##### Data for this task #####

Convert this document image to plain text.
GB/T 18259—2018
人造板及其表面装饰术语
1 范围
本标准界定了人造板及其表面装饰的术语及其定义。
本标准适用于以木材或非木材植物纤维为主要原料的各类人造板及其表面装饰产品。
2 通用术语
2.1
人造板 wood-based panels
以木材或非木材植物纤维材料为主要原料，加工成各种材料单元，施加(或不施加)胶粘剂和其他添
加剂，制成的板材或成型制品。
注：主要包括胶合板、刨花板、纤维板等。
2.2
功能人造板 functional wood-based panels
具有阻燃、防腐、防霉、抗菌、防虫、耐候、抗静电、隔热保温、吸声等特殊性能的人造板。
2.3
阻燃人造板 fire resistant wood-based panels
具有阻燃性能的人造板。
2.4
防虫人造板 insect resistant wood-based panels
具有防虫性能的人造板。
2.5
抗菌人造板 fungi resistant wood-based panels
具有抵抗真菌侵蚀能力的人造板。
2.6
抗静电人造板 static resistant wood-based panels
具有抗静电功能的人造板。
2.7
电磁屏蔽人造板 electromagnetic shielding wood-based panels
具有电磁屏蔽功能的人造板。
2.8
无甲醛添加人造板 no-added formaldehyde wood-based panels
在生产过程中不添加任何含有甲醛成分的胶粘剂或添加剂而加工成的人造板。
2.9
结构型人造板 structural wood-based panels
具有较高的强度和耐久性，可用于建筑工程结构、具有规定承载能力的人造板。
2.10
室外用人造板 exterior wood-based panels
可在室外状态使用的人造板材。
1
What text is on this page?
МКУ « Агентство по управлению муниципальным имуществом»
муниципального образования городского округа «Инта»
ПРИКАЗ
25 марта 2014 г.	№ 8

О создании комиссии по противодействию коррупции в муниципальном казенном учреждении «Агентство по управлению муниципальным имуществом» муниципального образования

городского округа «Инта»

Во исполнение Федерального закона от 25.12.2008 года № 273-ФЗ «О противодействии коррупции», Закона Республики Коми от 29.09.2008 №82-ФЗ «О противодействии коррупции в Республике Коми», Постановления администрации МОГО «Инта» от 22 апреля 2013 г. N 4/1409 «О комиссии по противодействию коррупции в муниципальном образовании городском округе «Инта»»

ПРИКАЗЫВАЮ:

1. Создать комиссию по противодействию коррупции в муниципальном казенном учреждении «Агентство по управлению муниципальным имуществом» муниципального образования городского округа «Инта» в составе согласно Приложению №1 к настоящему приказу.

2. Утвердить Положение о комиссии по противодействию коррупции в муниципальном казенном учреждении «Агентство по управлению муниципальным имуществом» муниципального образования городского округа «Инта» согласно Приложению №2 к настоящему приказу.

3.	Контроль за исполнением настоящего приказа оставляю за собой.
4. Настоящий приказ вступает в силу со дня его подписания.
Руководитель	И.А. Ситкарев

#####
##### Data for this task #####

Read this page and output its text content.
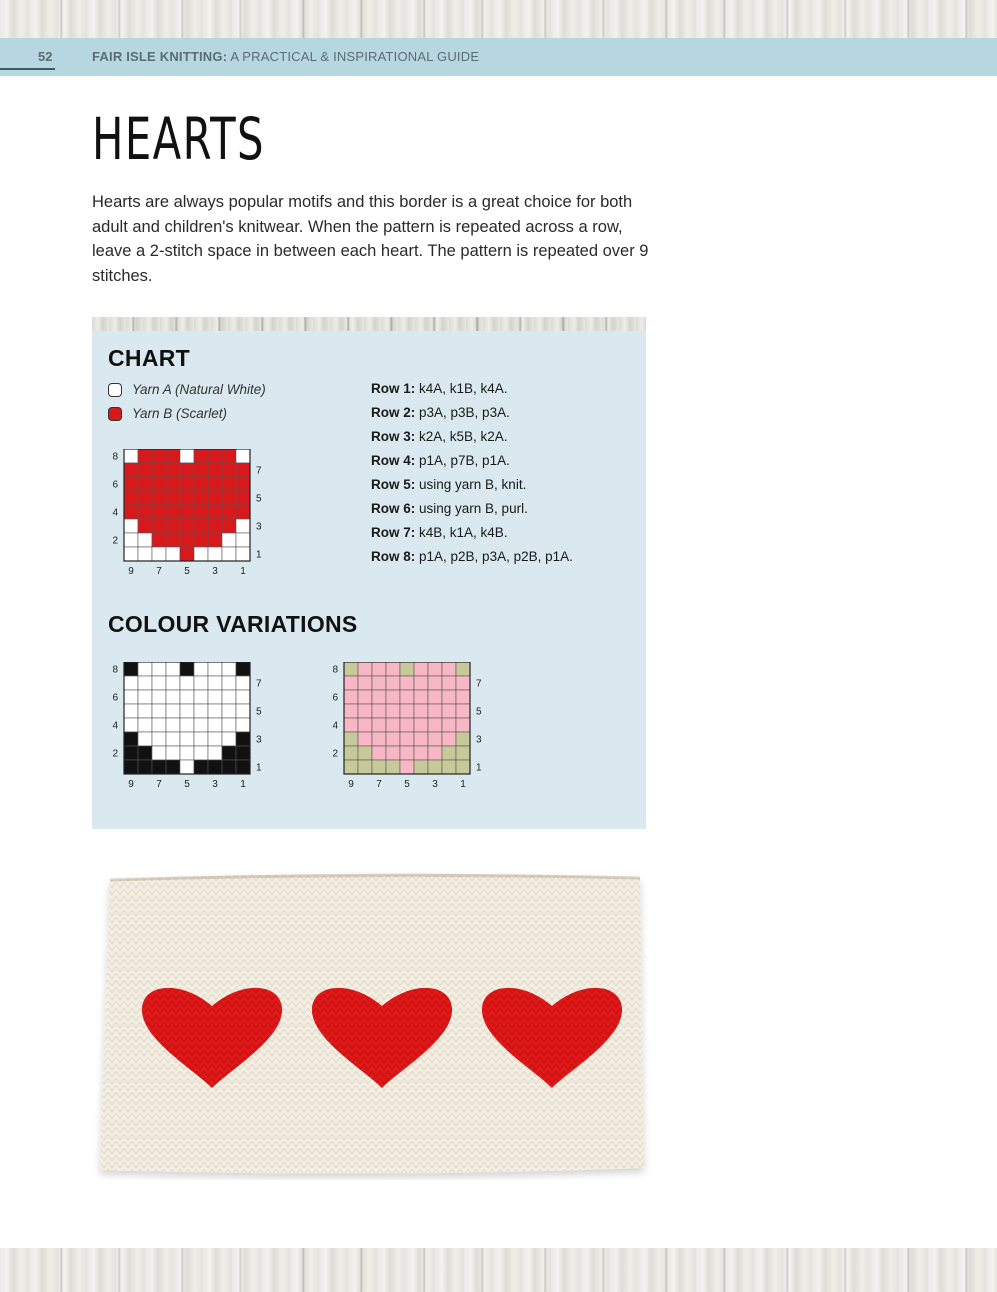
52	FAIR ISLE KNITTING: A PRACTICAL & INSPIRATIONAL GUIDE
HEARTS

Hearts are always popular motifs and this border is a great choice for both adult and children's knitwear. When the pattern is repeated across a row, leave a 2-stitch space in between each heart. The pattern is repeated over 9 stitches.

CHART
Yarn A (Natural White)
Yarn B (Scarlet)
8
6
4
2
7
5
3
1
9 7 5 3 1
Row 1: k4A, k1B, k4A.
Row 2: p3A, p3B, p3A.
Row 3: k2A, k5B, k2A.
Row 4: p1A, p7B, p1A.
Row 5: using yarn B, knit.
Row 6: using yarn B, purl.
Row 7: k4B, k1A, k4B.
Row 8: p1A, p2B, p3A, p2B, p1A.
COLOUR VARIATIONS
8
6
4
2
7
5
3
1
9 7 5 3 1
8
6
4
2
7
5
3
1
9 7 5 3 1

#####

● Stated goal
Which lines include the word "образования"? List them all.

● Full output
муниципального образования городского округа «Инта»
О создании комиссии по противодействию коррупции в муниципальном казенном учреждении «Агентство по управлению муниципальным имуществом» муниципального образования
1. Создать комиссию по противодействию коррупции в муниципальном казенном учреждении «Агентство по управлению муниципальным имуществом» муниципального образования городского округа «Инта» в составе согласно Приложению №1 к настоящему приказу.
2. Утвердить Положение о комиссии по противодействию коррупции в муниципальном казенном учреждении «Агентство по управлению муниципальным имуществом» муниципального образования городского округа «Инта» согласно Приложению №2 к настоящему приказу.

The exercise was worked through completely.